**Aim of the task:** Collect all lines from the records below that include the word "text".

━━━━━ Stored data

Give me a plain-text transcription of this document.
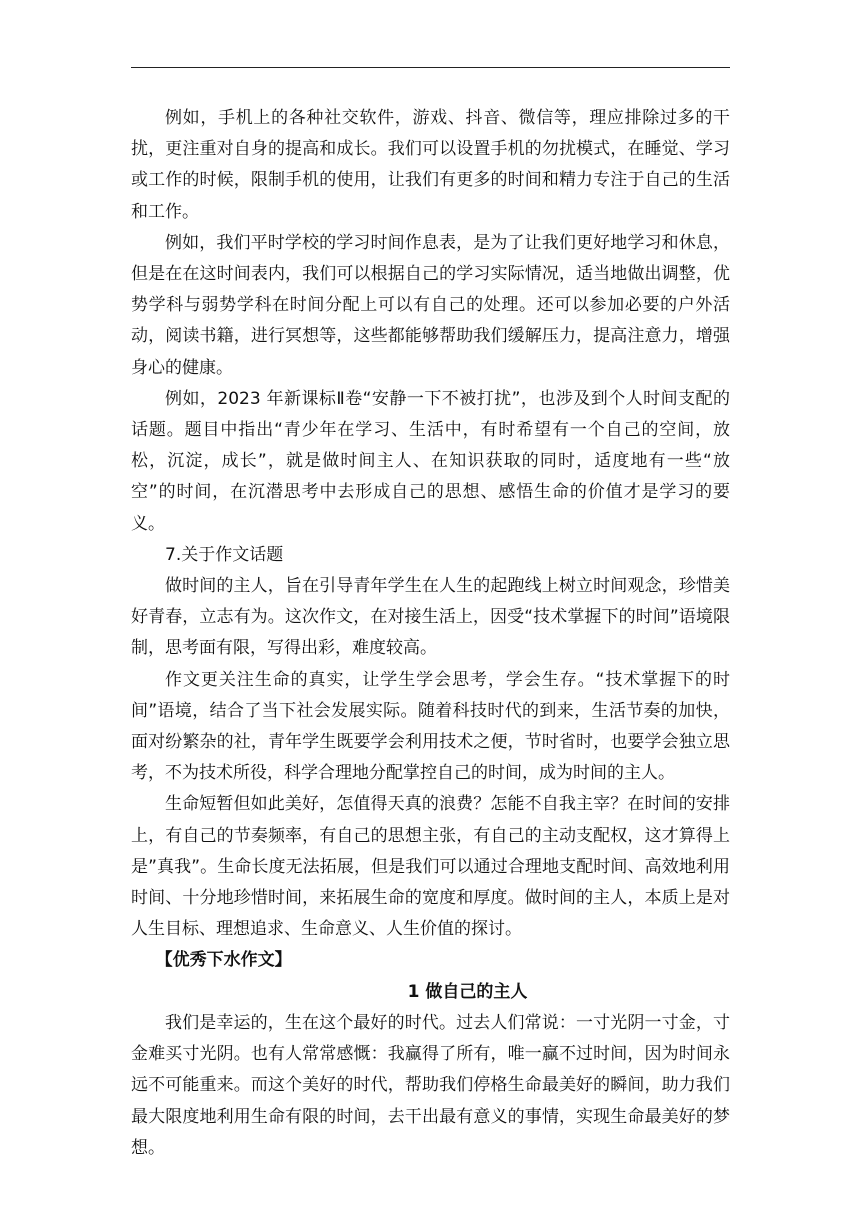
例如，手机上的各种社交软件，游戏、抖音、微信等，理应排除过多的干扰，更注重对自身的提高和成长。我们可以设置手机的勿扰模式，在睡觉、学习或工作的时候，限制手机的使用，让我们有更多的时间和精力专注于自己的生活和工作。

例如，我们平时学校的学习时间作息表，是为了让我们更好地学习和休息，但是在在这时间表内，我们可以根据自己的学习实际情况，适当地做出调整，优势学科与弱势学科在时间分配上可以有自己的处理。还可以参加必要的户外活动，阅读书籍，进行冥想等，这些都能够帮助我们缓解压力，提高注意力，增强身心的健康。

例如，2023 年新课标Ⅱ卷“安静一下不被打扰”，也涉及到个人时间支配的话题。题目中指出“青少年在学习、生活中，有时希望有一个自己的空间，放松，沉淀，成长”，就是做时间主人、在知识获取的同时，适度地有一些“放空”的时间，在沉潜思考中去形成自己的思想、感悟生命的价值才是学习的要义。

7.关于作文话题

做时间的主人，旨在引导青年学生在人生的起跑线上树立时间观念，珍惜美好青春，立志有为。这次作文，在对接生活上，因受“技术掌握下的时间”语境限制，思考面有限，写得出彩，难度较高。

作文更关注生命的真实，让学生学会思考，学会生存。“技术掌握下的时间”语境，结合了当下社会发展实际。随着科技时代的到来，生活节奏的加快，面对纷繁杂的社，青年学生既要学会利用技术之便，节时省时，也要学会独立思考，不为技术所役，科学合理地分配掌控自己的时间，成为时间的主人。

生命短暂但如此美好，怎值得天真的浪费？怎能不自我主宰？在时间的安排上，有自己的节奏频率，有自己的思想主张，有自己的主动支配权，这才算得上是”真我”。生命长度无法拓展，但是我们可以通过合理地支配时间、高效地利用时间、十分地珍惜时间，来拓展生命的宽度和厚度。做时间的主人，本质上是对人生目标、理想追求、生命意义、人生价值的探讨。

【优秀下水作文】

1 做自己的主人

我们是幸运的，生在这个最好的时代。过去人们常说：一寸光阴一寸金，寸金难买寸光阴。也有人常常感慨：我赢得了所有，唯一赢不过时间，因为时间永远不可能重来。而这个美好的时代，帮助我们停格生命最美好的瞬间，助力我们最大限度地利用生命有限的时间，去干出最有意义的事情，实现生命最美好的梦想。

━━━━━━━━━━
━━━━━ Stored data

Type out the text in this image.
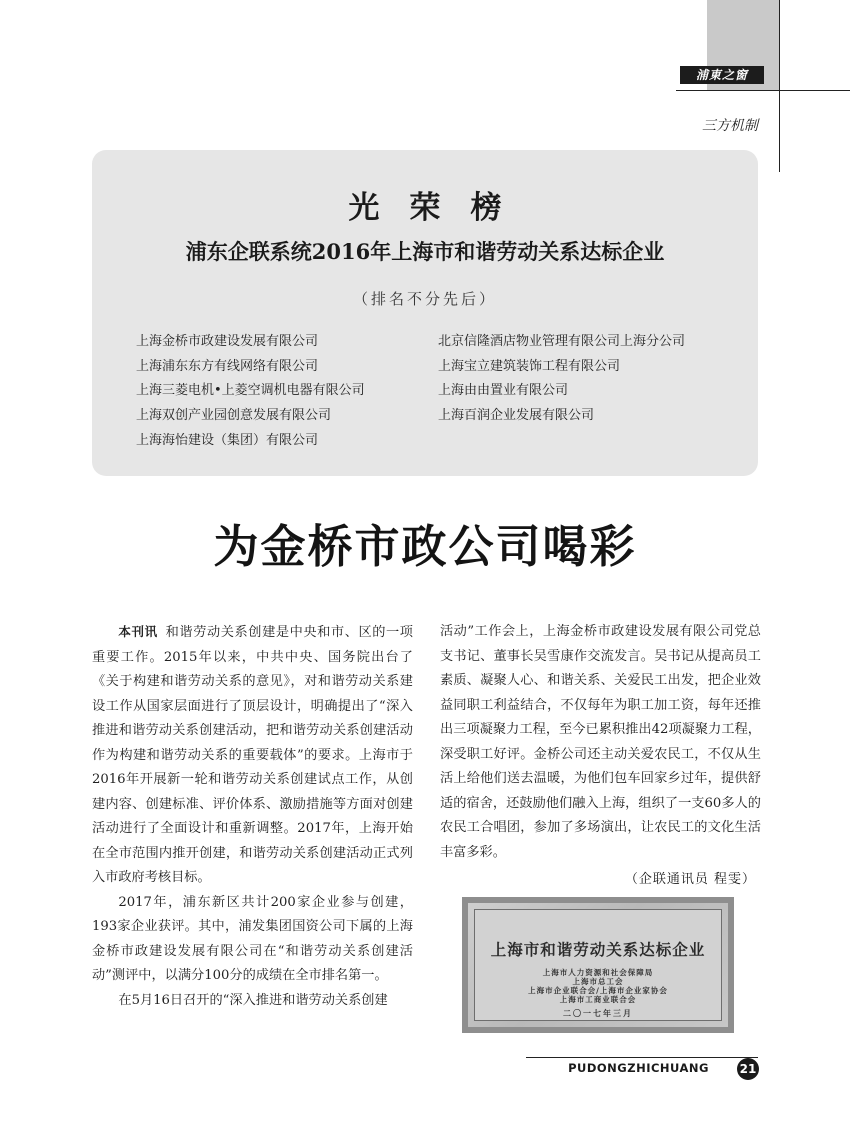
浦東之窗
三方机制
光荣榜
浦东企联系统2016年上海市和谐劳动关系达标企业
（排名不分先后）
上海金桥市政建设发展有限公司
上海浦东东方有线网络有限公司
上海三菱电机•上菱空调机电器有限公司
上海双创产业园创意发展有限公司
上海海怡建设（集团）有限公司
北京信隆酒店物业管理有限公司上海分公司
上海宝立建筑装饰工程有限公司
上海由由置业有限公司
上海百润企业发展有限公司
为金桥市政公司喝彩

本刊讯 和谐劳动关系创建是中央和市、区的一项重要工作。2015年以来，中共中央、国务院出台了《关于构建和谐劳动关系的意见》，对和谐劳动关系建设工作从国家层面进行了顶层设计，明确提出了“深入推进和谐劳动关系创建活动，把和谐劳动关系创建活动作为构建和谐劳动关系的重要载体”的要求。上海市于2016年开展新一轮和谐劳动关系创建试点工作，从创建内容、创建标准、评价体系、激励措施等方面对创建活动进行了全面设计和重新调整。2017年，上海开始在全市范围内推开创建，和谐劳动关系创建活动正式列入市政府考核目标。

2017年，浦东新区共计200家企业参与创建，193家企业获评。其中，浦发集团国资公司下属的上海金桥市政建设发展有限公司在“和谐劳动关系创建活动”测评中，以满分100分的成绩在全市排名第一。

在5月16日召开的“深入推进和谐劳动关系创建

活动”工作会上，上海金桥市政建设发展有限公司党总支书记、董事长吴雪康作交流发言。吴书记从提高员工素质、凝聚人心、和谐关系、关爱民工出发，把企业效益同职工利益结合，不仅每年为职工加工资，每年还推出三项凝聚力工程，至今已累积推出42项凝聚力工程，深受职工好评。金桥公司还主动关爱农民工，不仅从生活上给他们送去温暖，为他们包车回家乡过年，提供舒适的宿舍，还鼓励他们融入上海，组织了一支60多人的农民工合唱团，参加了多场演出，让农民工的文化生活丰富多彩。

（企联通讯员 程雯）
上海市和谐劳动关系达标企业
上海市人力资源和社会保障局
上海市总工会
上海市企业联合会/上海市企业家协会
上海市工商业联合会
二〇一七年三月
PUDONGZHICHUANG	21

━━━━━━━━━━

**Complete output:**
Give me a plain-text transcription of this document.
Type out the text in this image.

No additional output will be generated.